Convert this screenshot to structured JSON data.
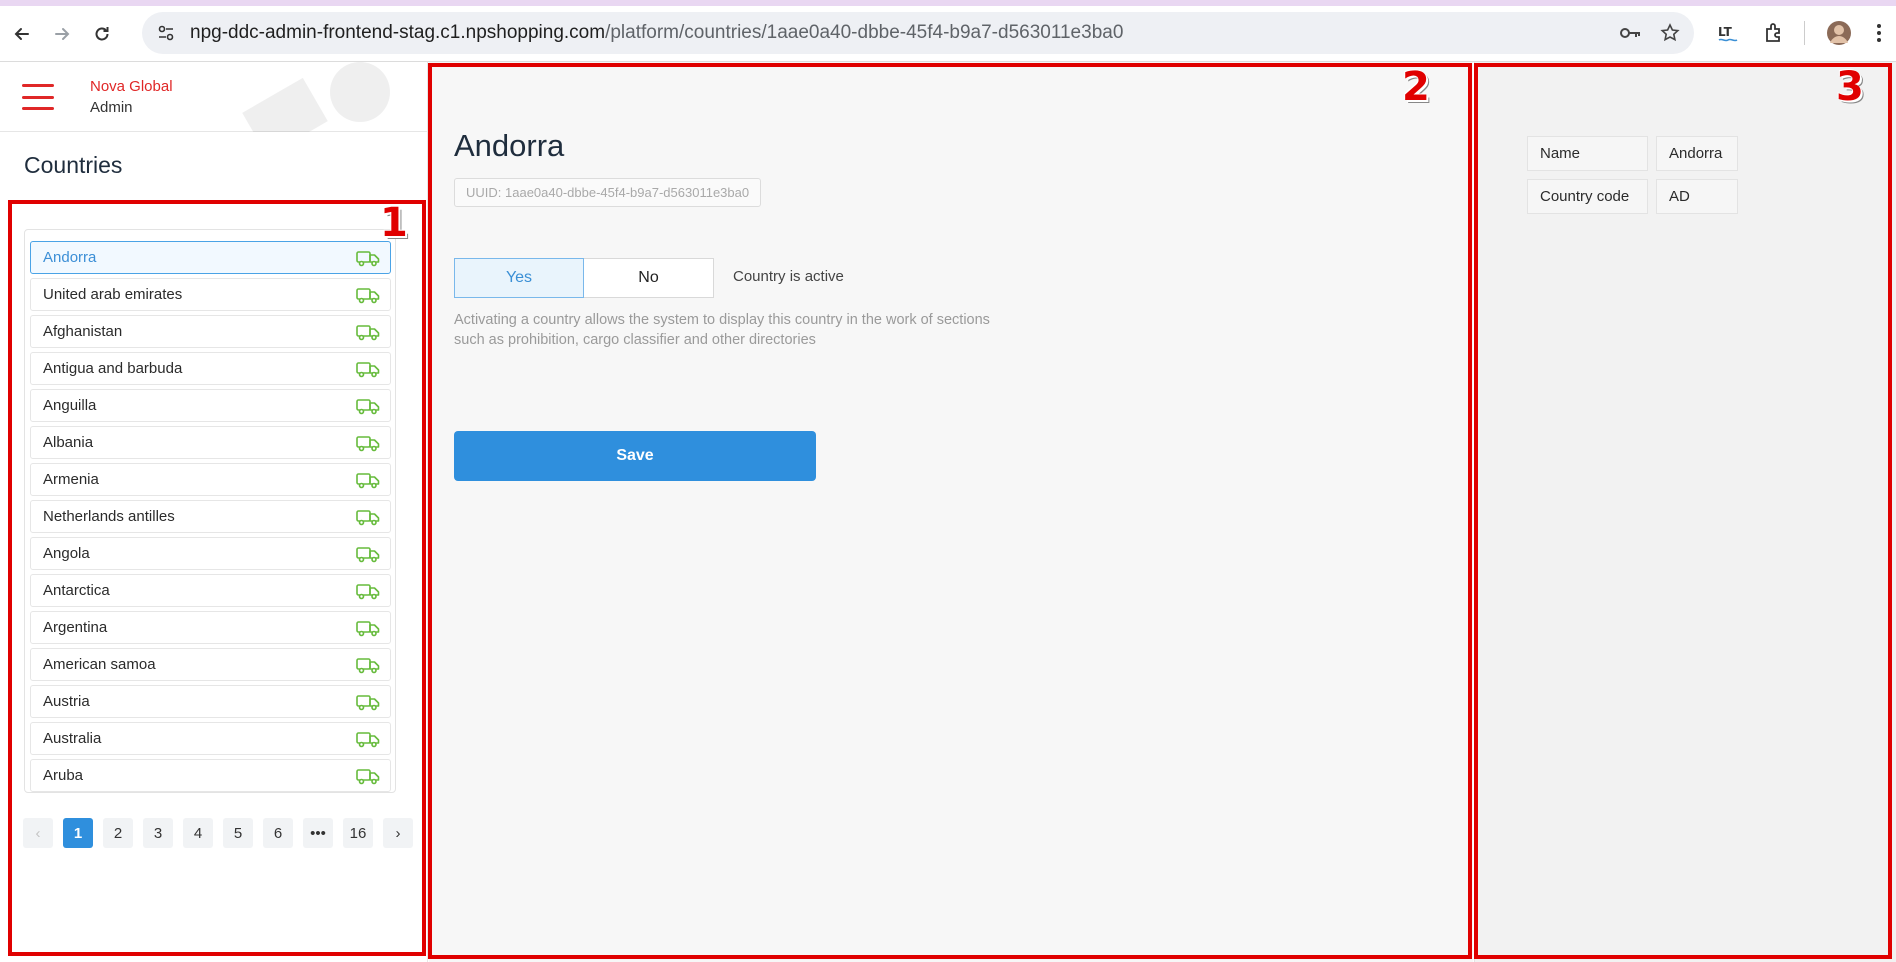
{
  "browser": {
    "url_host": "npg-ddc-admin-frontend-stag.c1.npshopping.com",
    "url_path": "/platform/countries/1aae0a40-dbbe-45f4-b9a7-d563011e3ba0"
  },
  "brand": {
    "line1": "Nova Global",
    "line2": "Admin"
  },
  "sidebar": {
    "title": "Countries",
    "countries": [
      "Andorra",
      "United arab emirates",
      "Afghanistan",
      "Antigua and barbuda",
      "Anguilla",
      "Albania",
      "Armenia",
      "Netherlands antilles",
      "Angola",
      "Antarctica",
      "Argentina",
      "American samoa",
      "Austria",
      "Australia",
      "Aruba"
    ],
    "active_index": 0
  },
  "pagination": {
    "pages": [
      "1",
      "2",
      "3",
      "4",
      "5",
      "6",
      "•••",
      "16"
    ],
    "current": "1",
    "prev": "‹",
    "next": "›"
  },
  "detail": {
    "title": "Andorra",
    "uuid": "UUID: 1aae0a40-dbbe-45f4-b9a7-d563011e3ba0",
    "toggle_yes": "Yes",
    "toggle_no": "No",
    "toggle_label": "Country is active",
    "hint_line1": "Activating a country allows the system to display this country in the work of sections",
    "hint_line2": "such as prohibition, cargo classifier and other directories",
    "save_label": "Save"
  },
  "info": {
    "name_key": "Name",
    "name_val": "Andorra",
    "code_key": "Country code",
    "code_val": "AD"
  },
  "annotations": [
    "1",
    "2",
    "3"
  ],
  "colors": {
    "brand_red": "#e02727",
    "primary_blue": "#2f8fdd",
    "truck_green": "#66bb3c",
    "annotation_red": "#e00000"
  }
}
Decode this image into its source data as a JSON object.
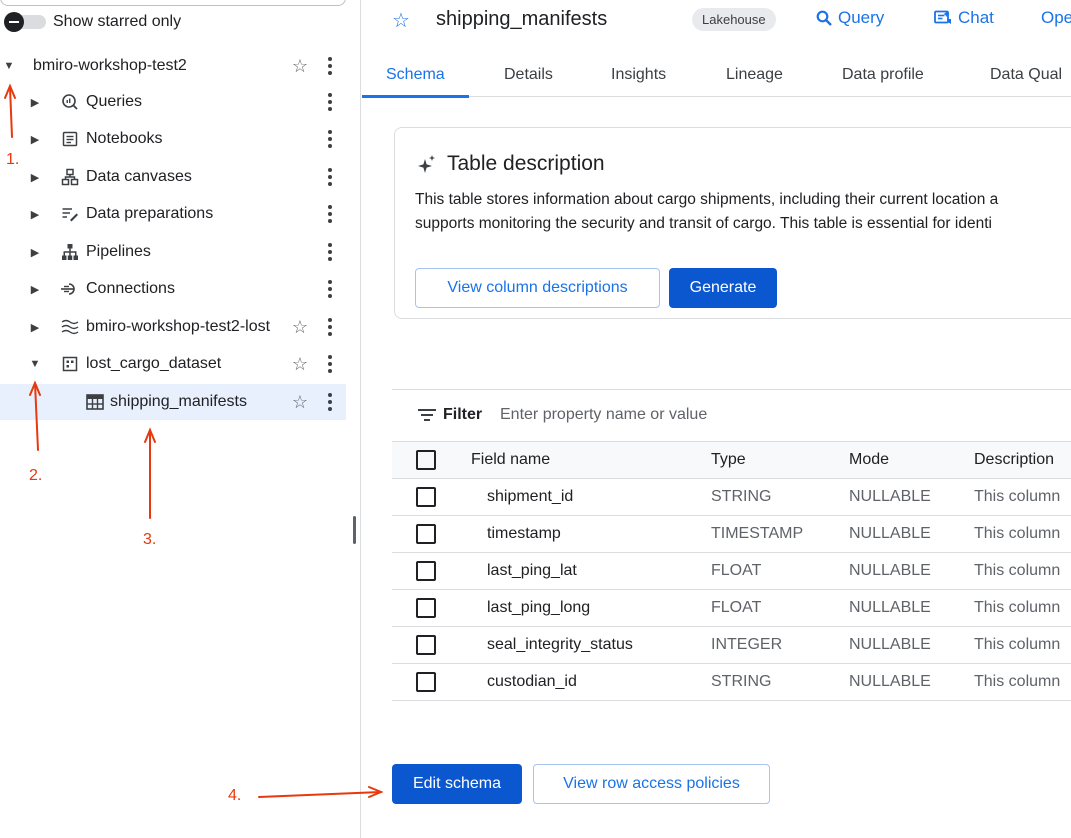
{
  "sidebar": {
    "starred_toggle_label": "Show starred only",
    "items": [
      {
        "label": "bmiro-workshop-test2",
        "icon": "project-icon",
        "caret": "expanded"
      },
      {
        "label": "Queries",
        "icon": "query-icon",
        "caret": "collapsed"
      },
      {
        "label": "Notebooks",
        "icon": "notebook-icon",
        "caret": "collapsed"
      },
      {
        "label": "Data canvases",
        "icon": "canvas-icon",
        "caret": "collapsed"
      },
      {
        "label": "Data preparations",
        "icon": "data-prep-icon",
        "caret": "collapsed"
      },
      {
        "label": "Pipelines",
        "icon": "pipeline-icon",
        "caret": "collapsed"
      },
      {
        "label": "Connections",
        "icon": "connection-icon",
        "caret": "collapsed"
      },
      {
        "label": "bmiro-workshop-test2-lost",
        "icon": "lakehouse-icon",
        "caret": "collapsed"
      },
      {
        "label": "lost_cargo_dataset",
        "icon": "dataset-icon",
        "caret": "expanded"
      },
      {
        "label": "shipping_manifests",
        "icon": "table-icon",
        "caret": "none",
        "selected": true
      }
    ]
  },
  "annotations": [
    "1.",
    "2.",
    "3.",
    "4."
  ],
  "header": {
    "title": "shipping_manifests",
    "chip": "Lakehouse",
    "actions": {
      "query": "Query",
      "chat": "Chat",
      "open": "Ope"
    }
  },
  "tabs": [
    "Schema",
    "Details",
    "Insights",
    "Lineage",
    "Data profile",
    "Data Qual"
  ],
  "description": {
    "heading": "Table description",
    "line1": "This table stores information about cargo shipments, including their current location a",
    "line2": "supports monitoring the security and transit of cargo. This table is essential for identi",
    "view_button": "View column descriptions",
    "generate_button": "Generate"
  },
  "filter": {
    "label": "Filter",
    "placeholder": "Enter property name or value"
  },
  "schema": {
    "headers": [
      "Field name",
      "Type",
      "Mode",
      "Description"
    ],
    "rows": [
      {
        "name": "shipment_id",
        "type": "STRING",
        "mode": "NULLABLE",
        "desc": "This column"
      },
      {
        "name": "timestamp",
        "type": "TIMESTAMP",
        "mode": "NULLABLE",
        "desc": "This column"
      },
      {
        "name": "last_ping_lat",
        "type": "FLOAT",
        "mode": "NULLABLE",
        "desc": "This column"
      },
      {
        "name": "last_ping_long",
        "type": "FLOAT",
        "mode": "NULLABLE",
        "desc": "This column"
      },
      {
        "name": "seal_integrity_status",
        "type": "INTEGER",
        "mode": "NULLABLE",
        "desc": "This column"
      },
      {
        "name": "custodian_id",
        "type": "STRING",
        "mode": "NULLABLE",
        "desc": "This column"
      }
    ]
  },
  "buttons": {
    "edit_schema": "Edit schema",
    "row_access": "View row access policies"
  },
  "colors": {
    "accent": "#1a73e8",
    "primary_button": "#0b57d0",
    "annotation": "#e8380d",
    "selected_row": "#e8f0fe"
  }
}
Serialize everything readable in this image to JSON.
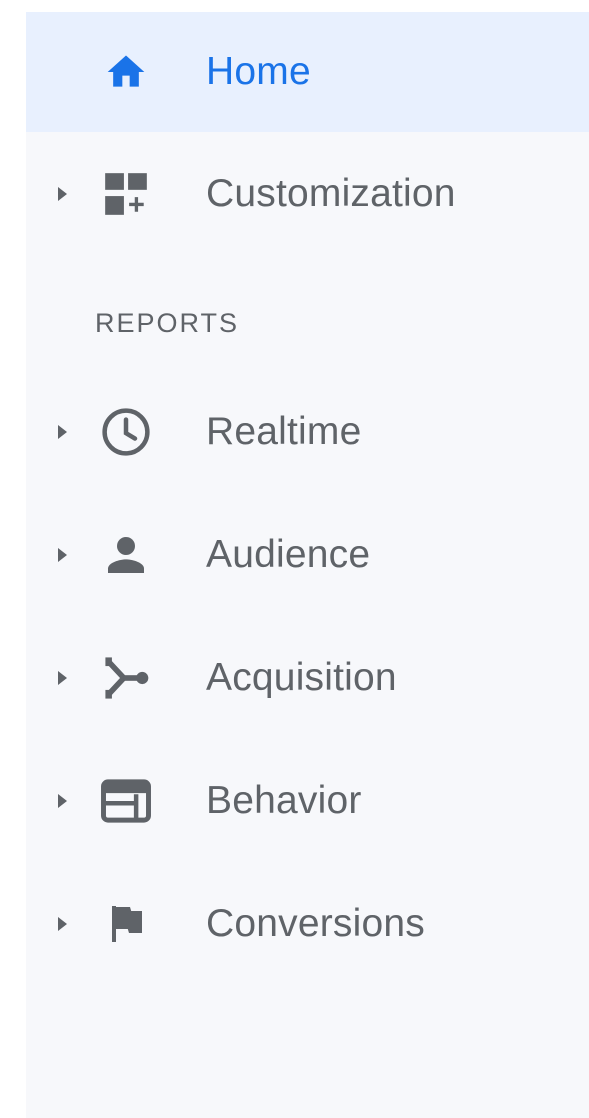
{
  "nav": {
    "home": {
      "label": "Home",
      "icon": "home-icon",
      "active": true
    },
    "customization": {
      "label": "Customization",
      "icon": "dashboard-add-icon",
      "expandable": true
    },
    "reports_header": "REPORTS",
    "reports": [
      {
        "label": "Realtime",
        "icon": "clock-icon",
        "expandable": true
      },
      {
        "label": "Audience",
        "icon": "person-icon",
        "expandable": true
      },
      {
        "label": "Acquisition",
        "icon": "merge-arrows-icon",
        "expandable": true
      },
      {
        "label": "Behavior",
        "icon": "web-layout-icon",
        "expandable": true
      },
      {
        "label": "Conversions",
        "icon": "flag-icon",
        "expandable": true
      }
    ]
  },
  "colors": {
    "accent": "#1a73e8",
    "active_bg": "#e8f0fe",
    "sidebar_bg": "#f7f8fb",
    "text": "#5f6368"
  }
}
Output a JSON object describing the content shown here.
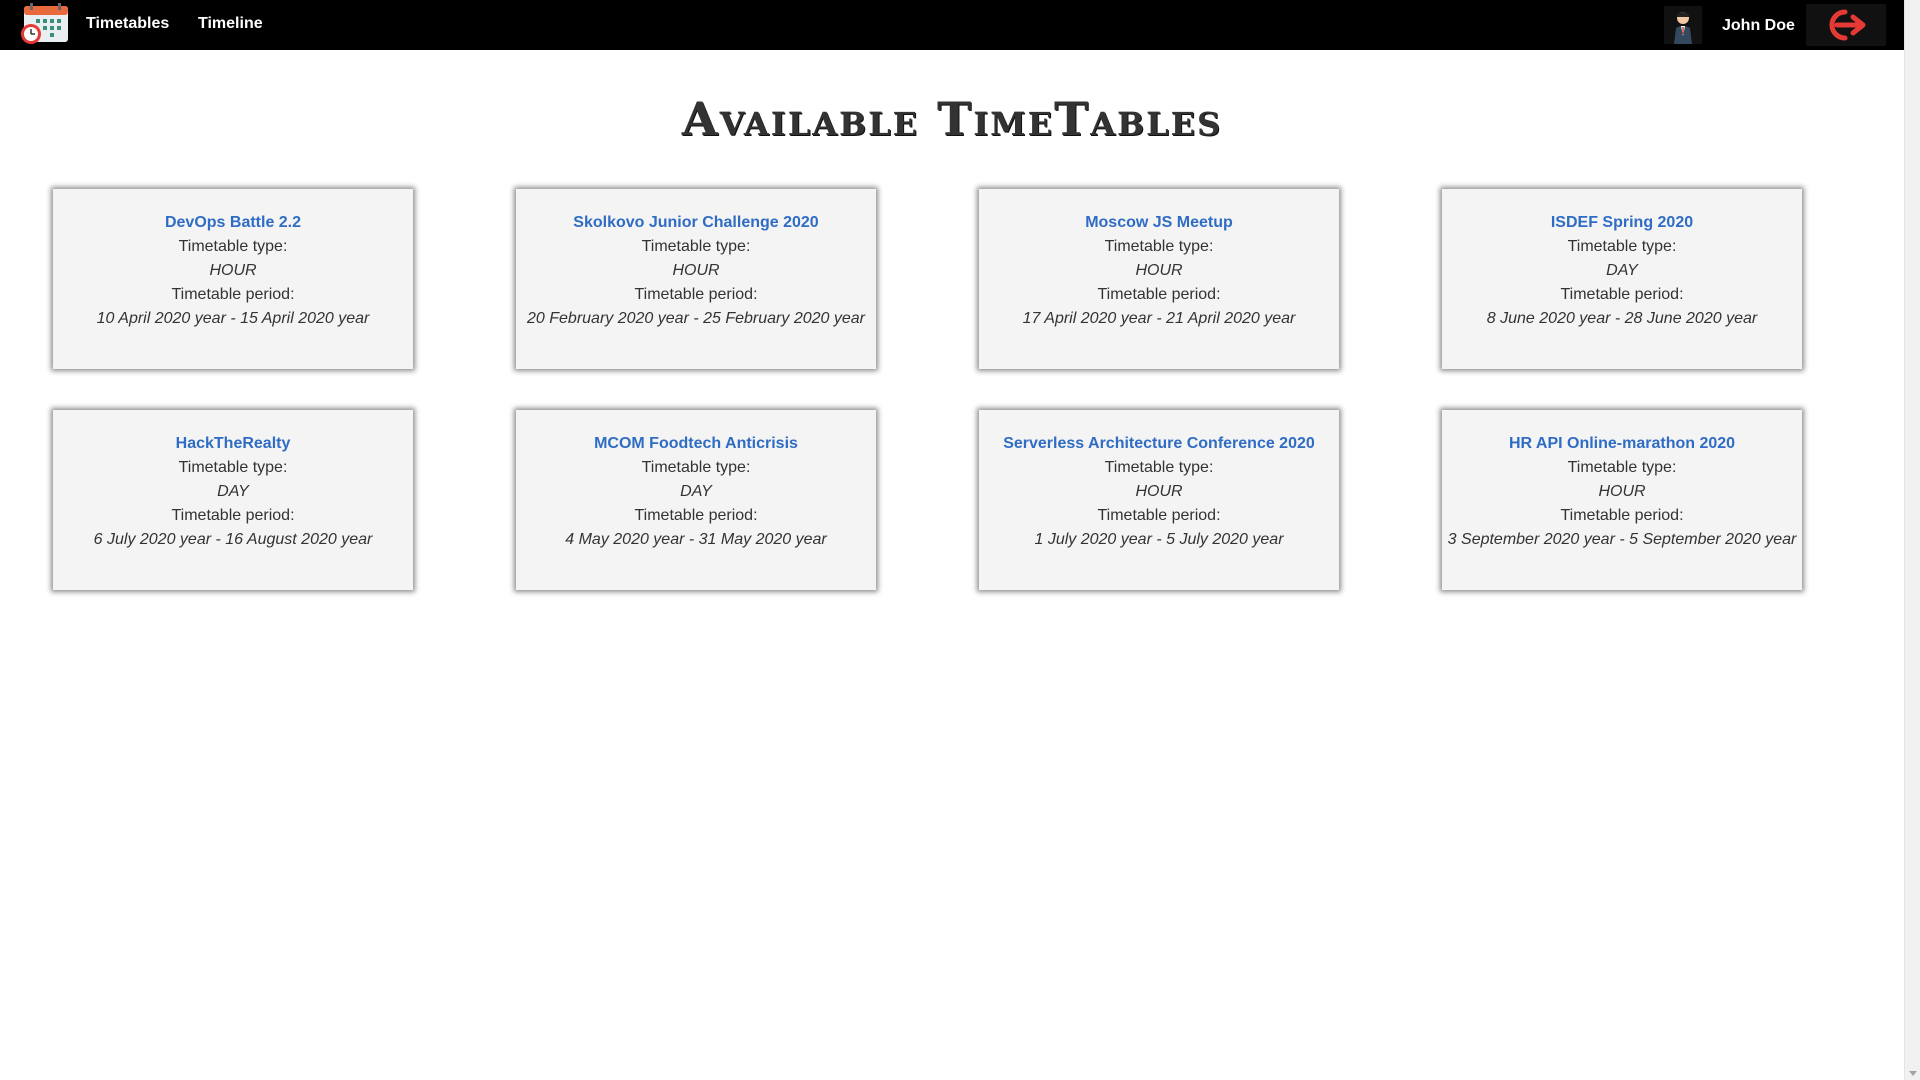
{
  "header": {
    "logo_icon": "calendar-clock-icon",
    "nav": [
      {
        "label": "Timetables"
      },
      {
        "label": "Timeline"
      }
    ],
    "user": {
      "name": "John Doe",
      "avatar_icon": "user-avatar-icon"
    },
    "logout_icon": "logout-icon",
    "accent_color": "#e53935"
  },
  "page": {
    "title": "Available TimeTables"
  },
  "labels": {
    "type_label": "Timetable type:",
    "period_label": "Timetable period:"
  },
  "timetables": [
    {
      "title": "DevOps Battle 2.2",
      "type": "HOUR",
      "period": "10 April 2020 year - 15 April 2020 year"
    },
    {
      "title": "Skolkovo Junior Challenge 2020",
      "type": "HOUR",
      "period": "20 February 2020 year - 25 February 2020 year"
    },
    {
      "title": "Moscow JS Meetup",
      "type": "HOUR",
      "period": "17 April 2020 year - 21 April 2020 year"
    },
    {
      "title": "ISDEF Spring 2020",
      "type": "DAY",
      "period": "8 June 2020 year - 28 June 2020 year"
    },
    {
      "title": "HackTheRealty",
      "type": "DAY",
      "period": "6 July 2020 year - 16 August 2020 year"
    },
    {
      "title": "MCOM Foodtech Anticrisis",
      "type": "DAY",
      "period": "4 May 2020 year - 31 May 2020 year"
    },
    {
      "title": "Serverless Architecture Conference 2020",
      "type": "HOUR",
      "period": "1 July 2020 year - 5 July 2020 year"
    },
    {
      "title": "HR API Online-marathon 2020",
      "type": "HOUR",
      "period": "3 September 2020 year - 5 September 2020 year"
    }
  ]
}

☆ ☆ ☆ ☆ ☆

§ **INSTRUCTIONS TO FOLLOW**
What is the number of lines in this material that hold the string "dbbe"? Answer with that number only.

§ **FULL OUTPUT**
2